— Begin TASK INPUTS —

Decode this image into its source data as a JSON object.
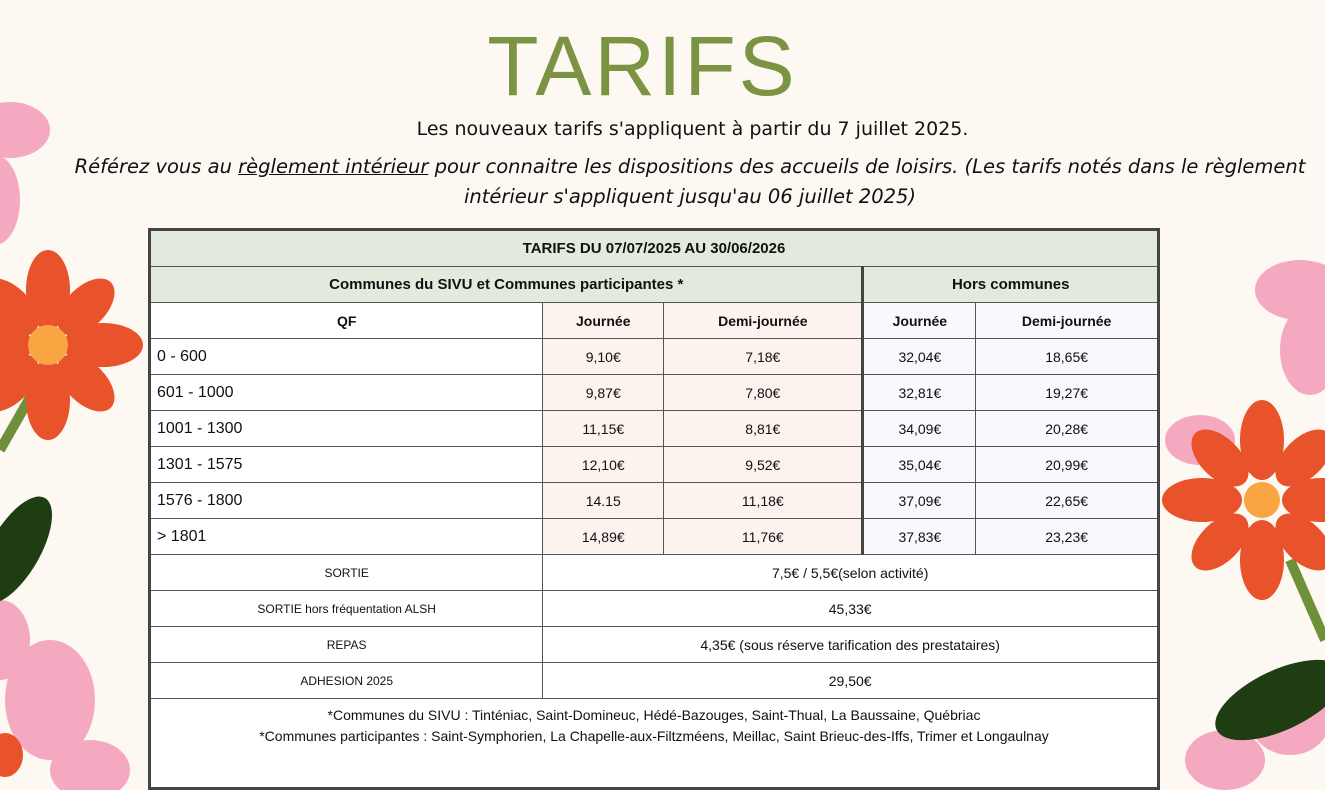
{
  "title": "TARIFS",
  "subtitle": "Les nouveaux tarifs s'appliquent à partir du 7 juillet 2025.",
  "intro": {
    "before": "Référez vous au ",
    "link": "règlement intérieur",
    "after": " pour connaitre les dispositions des accueils de loisirs. (Les tarifs notés dans le règlement intérieur s'appliquent jusqu'au 06 juillet 2025)"
  },
  "table": {
    "title": "TARIFS DU 07/07/2025 AU 30/06/2026",
    "group1": "Communes du SIVU et Communes participantes *",
    "group2": "Hors communes",
    "cols": [
      "QF",
      "Journée",
      "Demi-journée",
      "Journée",
      "Demi-journée"
    ],
    "rows": [
      [
        "0 - 600",
        "9,10€",
        "7,18€",
        "32,04€",
        "18,65€"
      ],
      [
        "601 - 1000",
        "9,87€",
        "7,80€",
        "32,81€",
        "19,27€"
      ],
      [
        "1001 - 1300",
        "11,15€",
        "8,81€",
        "34,09€",
        "20,28€"
      ],
      [
        "1301 - 1575",
        "12,10€",
        "9,52€",
        "35,04€",
        "20,99€"
      ],
      [
        "1576 - 1800",
        "14.15",
        "11,18€",
        "37,09€",
        "22,65€"
      ],
      [
        "> 1801",
        "14,89€",
        "11,76€",
        "37,83€",
        "23,23€"
      ]
    ],
    "extras": [
      [
        "SORTIE",
        "7,5€ / 5,5€(selon activité)"
      ],
      [
        "SORTIE hors fréquentation ALSH",
        "45,33€"
      ],
      [
        "REPAS",
        "4,35€ (sous réserve tarification des prestataires)"
      ],
      [
        "ADHESION 2025",
        "29,50€"
      ]
    ],
    "notes": [
      "*Communes du SIVU : Tinténiac, Saint-Domineuc, Hédé-Bazouges, Saint-Thual, La Baussaine, Québriac",
      "*Communes participantes : Saint-Symphorien,  La Chapelle-aux-Filtzméens, Meillac, Saint Brieuc-des-Iffs, Trimer et Longaulnay"
    ]
  },
  "colors": {
    "title": "#7a9443",
    "header": "#e3e9dd",
    "pink": "#fdf3ee",
    "flower_red": "#e8532b",
    "flower_pink": "#f4a9c0"
  }
}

— End TASK INPUTS —

**WORK INSTRUCTIONS:** Across all the entries, count the lines that contain the word "intérieur" and give the number by itself.

**SOLVED PROBLEM:** 2